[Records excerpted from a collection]

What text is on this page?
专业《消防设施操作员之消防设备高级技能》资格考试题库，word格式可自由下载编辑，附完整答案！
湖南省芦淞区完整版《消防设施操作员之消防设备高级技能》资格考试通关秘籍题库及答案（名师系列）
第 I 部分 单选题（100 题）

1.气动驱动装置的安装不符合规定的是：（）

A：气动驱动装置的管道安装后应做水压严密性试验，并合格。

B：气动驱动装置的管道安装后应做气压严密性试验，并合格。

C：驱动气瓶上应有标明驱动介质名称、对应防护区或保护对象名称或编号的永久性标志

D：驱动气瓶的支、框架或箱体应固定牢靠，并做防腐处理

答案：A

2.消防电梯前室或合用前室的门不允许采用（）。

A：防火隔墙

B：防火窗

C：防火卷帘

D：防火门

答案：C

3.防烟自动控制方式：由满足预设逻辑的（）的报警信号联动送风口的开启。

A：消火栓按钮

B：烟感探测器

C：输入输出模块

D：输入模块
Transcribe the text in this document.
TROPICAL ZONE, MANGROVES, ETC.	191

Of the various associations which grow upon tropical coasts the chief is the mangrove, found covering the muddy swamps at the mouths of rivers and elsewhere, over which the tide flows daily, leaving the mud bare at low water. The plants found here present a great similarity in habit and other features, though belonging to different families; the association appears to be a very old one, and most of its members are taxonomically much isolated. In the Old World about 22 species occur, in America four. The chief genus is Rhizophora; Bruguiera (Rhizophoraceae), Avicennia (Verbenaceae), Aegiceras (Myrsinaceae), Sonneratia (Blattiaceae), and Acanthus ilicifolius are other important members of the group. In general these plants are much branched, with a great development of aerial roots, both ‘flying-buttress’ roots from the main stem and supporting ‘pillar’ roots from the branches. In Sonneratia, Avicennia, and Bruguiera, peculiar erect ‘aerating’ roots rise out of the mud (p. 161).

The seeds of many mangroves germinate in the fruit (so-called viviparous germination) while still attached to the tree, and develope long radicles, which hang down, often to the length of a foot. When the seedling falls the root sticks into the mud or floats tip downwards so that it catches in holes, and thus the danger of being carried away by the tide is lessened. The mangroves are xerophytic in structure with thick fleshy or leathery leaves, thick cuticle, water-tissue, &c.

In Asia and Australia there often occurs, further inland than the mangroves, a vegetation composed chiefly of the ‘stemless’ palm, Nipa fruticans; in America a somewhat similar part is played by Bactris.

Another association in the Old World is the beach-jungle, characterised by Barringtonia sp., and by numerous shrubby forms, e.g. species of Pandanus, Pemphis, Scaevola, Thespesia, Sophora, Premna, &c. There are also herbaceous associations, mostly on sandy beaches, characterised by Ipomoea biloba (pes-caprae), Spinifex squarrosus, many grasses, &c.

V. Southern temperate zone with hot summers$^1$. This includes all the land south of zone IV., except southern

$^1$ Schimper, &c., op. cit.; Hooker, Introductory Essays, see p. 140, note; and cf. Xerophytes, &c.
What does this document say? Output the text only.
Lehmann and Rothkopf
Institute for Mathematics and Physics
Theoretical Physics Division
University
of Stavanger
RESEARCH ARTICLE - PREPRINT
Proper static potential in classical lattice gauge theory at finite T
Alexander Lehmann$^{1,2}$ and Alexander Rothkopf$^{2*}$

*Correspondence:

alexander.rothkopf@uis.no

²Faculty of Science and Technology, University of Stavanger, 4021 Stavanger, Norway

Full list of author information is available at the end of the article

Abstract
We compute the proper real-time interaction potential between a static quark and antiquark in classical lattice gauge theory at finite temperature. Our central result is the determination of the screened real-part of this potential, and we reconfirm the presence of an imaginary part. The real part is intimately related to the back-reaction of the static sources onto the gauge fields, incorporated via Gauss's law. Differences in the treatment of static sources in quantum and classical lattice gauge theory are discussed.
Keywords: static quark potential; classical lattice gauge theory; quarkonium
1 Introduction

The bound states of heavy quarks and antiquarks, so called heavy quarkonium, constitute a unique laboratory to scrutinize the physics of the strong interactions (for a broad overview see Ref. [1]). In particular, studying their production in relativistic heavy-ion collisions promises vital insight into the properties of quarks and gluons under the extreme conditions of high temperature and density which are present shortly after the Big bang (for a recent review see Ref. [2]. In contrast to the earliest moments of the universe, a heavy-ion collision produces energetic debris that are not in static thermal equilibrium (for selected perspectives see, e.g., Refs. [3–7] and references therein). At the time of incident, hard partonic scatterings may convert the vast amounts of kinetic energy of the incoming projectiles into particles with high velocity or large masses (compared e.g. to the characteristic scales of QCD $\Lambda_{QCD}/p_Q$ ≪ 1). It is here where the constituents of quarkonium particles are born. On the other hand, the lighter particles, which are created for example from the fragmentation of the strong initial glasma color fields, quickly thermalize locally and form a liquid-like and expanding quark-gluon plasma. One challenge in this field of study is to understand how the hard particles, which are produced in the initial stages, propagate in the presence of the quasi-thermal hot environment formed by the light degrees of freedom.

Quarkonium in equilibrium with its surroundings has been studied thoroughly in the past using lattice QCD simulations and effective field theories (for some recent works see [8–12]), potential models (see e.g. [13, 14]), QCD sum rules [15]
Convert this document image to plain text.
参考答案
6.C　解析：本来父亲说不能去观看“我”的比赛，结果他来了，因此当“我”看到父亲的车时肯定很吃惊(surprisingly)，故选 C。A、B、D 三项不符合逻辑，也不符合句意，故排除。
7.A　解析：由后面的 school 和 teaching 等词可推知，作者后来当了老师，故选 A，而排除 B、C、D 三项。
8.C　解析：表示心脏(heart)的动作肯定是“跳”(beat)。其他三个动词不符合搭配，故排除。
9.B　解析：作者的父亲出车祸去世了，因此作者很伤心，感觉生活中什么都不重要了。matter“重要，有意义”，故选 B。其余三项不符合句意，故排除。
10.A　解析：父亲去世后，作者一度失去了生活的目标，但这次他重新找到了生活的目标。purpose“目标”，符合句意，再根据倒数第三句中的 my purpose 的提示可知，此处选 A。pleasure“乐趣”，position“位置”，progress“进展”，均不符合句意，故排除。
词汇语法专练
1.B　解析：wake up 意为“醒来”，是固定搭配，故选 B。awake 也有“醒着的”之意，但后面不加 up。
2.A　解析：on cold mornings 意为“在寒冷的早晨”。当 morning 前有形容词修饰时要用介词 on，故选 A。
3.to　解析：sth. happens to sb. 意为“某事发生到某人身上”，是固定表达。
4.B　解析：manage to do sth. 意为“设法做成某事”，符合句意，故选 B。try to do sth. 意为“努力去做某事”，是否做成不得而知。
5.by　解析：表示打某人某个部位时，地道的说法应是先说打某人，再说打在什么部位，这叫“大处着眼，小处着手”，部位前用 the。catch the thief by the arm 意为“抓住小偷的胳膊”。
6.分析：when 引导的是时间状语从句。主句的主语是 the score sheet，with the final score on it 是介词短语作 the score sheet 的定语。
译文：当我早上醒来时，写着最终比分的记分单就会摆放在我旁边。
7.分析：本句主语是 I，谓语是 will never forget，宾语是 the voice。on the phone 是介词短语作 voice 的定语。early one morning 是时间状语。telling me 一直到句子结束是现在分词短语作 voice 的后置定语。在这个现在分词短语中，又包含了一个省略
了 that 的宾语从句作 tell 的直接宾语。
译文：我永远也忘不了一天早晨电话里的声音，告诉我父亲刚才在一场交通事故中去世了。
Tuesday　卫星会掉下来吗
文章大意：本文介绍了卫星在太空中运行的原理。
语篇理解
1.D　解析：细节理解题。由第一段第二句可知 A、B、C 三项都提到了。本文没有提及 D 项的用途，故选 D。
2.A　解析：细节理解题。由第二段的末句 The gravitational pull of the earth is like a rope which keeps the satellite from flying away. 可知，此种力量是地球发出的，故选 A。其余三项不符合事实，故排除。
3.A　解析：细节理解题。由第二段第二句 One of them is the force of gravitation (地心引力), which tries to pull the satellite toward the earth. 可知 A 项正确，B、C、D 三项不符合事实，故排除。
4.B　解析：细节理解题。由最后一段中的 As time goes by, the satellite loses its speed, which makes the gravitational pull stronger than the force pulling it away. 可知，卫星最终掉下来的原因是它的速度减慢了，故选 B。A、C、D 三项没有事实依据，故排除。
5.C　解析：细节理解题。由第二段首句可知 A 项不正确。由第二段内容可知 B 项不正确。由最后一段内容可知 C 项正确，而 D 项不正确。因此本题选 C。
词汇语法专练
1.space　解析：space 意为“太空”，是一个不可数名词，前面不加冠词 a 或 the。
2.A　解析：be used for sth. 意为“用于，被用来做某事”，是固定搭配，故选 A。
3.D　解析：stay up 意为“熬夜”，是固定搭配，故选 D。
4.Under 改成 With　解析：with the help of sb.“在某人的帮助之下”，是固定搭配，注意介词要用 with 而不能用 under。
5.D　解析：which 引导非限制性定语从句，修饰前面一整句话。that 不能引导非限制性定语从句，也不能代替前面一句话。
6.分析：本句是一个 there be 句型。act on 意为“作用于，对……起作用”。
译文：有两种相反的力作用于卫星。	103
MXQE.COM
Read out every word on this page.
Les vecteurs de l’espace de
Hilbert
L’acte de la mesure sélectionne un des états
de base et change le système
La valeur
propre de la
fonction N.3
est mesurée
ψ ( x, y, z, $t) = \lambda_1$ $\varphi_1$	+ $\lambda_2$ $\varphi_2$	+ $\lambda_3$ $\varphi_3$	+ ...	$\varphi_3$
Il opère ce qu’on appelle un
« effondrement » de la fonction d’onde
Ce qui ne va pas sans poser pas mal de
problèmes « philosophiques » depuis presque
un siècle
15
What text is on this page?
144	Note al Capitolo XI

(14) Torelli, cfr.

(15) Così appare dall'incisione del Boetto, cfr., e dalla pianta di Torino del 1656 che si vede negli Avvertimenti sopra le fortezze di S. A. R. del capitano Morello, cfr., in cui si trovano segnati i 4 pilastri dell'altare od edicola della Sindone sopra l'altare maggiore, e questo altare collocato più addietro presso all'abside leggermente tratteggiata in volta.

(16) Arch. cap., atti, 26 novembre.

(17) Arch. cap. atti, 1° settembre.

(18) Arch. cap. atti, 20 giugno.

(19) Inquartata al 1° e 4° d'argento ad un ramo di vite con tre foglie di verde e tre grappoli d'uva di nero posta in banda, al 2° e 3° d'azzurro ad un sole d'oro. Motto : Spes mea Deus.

* YOUR INSTRUCTIONS
For the listing above, identify each line bearing "细节理解题".

* WRITTEN RESPONSE
1.D　解析：细节理解题。由第一段第二句可知 A、B、C 三项都提到了。本文没有提及 D 项的用途，故选 D。
2.A　解析：细节理解题。由第二段的末句 The gravitational pull of the earth is like a rope which keeps the satellite from flying away. 可知，此种力量是地球发出的，故选 A。其余三项不符合事实，故排除。
3.A　解析：细节理解题。由第二段第二句 One of them is the force of gravitation (地心引力), which tries to pull the satellite toward the earth. 可知 A 项正确，B、C、D 三项不符合事实，故排除。
4.B　解析：细节理解题。由最后一段中的 As time goes by, the satellite loses its speed, which makes the gravitational pull stronger than the force pulling it away. 可知，卫星最终掉下来的原因是它的速度减慢了，故选 B。A、C、D 三项没有事实依据，故排除。
5.C　解析：细节理解题。由第二段首句可知 A 项不正确。由第二段内容可知 B 项不正确。由最后一段内容可知 C 项正确，而 D 项不正确。因此本题选 C。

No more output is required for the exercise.